*What the task asks*. Reproduce the listing below in its entirety. Change nothing.

*Material for this exercise*.
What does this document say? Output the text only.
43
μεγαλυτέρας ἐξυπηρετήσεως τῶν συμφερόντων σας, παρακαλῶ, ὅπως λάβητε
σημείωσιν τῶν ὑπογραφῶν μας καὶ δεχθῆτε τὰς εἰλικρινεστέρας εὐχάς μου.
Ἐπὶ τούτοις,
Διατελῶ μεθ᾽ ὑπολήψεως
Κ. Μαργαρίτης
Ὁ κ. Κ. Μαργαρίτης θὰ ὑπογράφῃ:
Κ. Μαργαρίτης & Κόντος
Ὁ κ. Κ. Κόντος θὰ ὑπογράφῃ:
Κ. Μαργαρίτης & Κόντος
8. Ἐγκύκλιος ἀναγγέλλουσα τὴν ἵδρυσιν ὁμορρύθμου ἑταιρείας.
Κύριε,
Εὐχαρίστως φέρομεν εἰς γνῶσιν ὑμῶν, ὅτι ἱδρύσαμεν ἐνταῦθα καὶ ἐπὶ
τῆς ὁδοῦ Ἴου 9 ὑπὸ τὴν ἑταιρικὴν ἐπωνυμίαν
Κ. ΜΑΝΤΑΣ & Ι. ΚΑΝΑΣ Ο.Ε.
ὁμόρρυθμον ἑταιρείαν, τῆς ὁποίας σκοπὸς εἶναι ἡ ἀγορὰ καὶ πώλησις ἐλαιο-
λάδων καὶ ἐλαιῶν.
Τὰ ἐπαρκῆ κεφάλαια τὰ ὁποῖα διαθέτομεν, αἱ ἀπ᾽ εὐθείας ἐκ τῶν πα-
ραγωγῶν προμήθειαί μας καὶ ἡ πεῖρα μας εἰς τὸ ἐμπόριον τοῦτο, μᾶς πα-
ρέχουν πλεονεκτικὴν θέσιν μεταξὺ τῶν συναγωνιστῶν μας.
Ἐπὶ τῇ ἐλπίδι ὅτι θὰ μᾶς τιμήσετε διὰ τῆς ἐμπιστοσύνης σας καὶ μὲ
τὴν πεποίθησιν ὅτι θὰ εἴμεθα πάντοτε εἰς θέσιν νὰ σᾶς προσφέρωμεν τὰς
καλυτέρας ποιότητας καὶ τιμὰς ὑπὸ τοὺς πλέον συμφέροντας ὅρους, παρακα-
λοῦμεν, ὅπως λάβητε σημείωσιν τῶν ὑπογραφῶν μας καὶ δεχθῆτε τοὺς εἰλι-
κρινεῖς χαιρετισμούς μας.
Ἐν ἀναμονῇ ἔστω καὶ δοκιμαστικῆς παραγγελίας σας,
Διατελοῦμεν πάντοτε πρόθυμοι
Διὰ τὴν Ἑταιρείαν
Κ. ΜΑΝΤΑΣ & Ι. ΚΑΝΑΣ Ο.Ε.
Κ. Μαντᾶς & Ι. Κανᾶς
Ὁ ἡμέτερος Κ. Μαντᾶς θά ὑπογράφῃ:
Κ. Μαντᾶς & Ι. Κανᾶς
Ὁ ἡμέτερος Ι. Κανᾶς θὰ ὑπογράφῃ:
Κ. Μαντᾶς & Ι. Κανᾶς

*Solution to the problem*.
What does this document say? Output the text only.
43
μεγαλυτέρας ἐξυπηρετήσεως τῶν συμφερόντων σας, παρακαλῶ, ὅπως λάβητε
σημείωσιν τῶν ὑπογραφῶν μας καὶ δεχθῆτε τὰς εἰλικρινεστέρας εὐχάς μου.
Ἐπὶ τούτοις,
Διατελῶ μεθ᾽ ὑπολήψεως
Κ. Μαργαρίτης
Ὁ κ. Κ. Μαργαρίτης θὰ ὑπογράφῃ:
Κ. Μαργαρίτης & Κόντος
Ὁ κ. Κ. Κόντος θὰ ὑπογράφῃ:
Κ. Μαργαρίτης & Κόντος
8. Ἐγκύκλιος ἀναγγέλλουσα τὴν ἵδρυσιν ὁμορρύθμου ἑταιρείας.
Κύριε,
Εὐχαρίστως φέρομεν εἰς γνῶσιν ὑμῶν, ὅτι ἱδρύσαμεν ἐνταῦθα καὶ ἐπὶ
τῆς ὁδοῦ Ἴου 9 ὑπὸ τὴν ἑταιρικὴν ἐπωνυμίαν
Κ. ΜΑΝΤΑΣ & Ι. ΚΑΝΑΣ Ο.Ε.
ὁμόρρυθμον ἑταιρείαν, τῆς ὁποίας σκοπὸς εἶναι ἡ ἀγορὰ καὶ πώλησις ἐλαιο-
λάδων καὶ ἐλαιῶν.
Τὰ ἐπαρκῆ κεφάλαια τὰ ὁποῖα διαθέτομεν, αἱ ἀπ᾽ εὐθείας ἐκ τῶν πα-
ραγωγῶν προμήθειαί μας καὶ ἡ πεῖρα μας εἰς τὸ ἐμπόριον τοῦτο, μᾶς πα-
ρέχουν πλεονεκτικὴν θέσιν μεταξὺ τῶν συναγωνιστῶν μας.
Ἐπὶ τῇ ἐλπίδι ὅτι θὰ μᾶς τιμήσετε διὰ τῆς ἐμπιστοσύνης σας καὶ μὲ
τὴν πεποίθησιν ὅτι θὰ εἴμεθα πάντοτε εἰς θέσιν νὰ σᾶς προσφέρωμεν τὰς
καλυτέρας ποιότητας καὶ τιμὰς ὑπὸ τοὺς πλέον συμφέροντας ὅρους, παρακα-
λοῦμεν, ὅπως λάβητε σημείωσιν τῶν ὑπογραφῶν μας καὶ δεχθῆτε τοὺς εἰλι-
κρινεῖς χαιρετισμούς μας.
Ἐν ἀναμονῇ ἔστω καὶ δοκιμαστικῆς παραγγελίας σας,
Διατελοῦμεν πάντοτε πρόθυμοι
Διὰ τὴν Ἑταιρείαν
Κ. ΜΑΝΤΑΣ & Ι. ΚΑΝΑΣ Ο.Ε.
Κ. Μαντᾶς & Ι. Κανᾶς
Ὁ ἡμέτερος Κ. Μαντᾶς θά ὑπογράφῃ:
Κ. Μαντᾶς & Ι. Κανᾶς
Ὁ ἡμέτερος Ι. Κανᾶς θὰ ὑπογράφῃ:
Κ. Μαντᾶς & Ι. Κανᾶς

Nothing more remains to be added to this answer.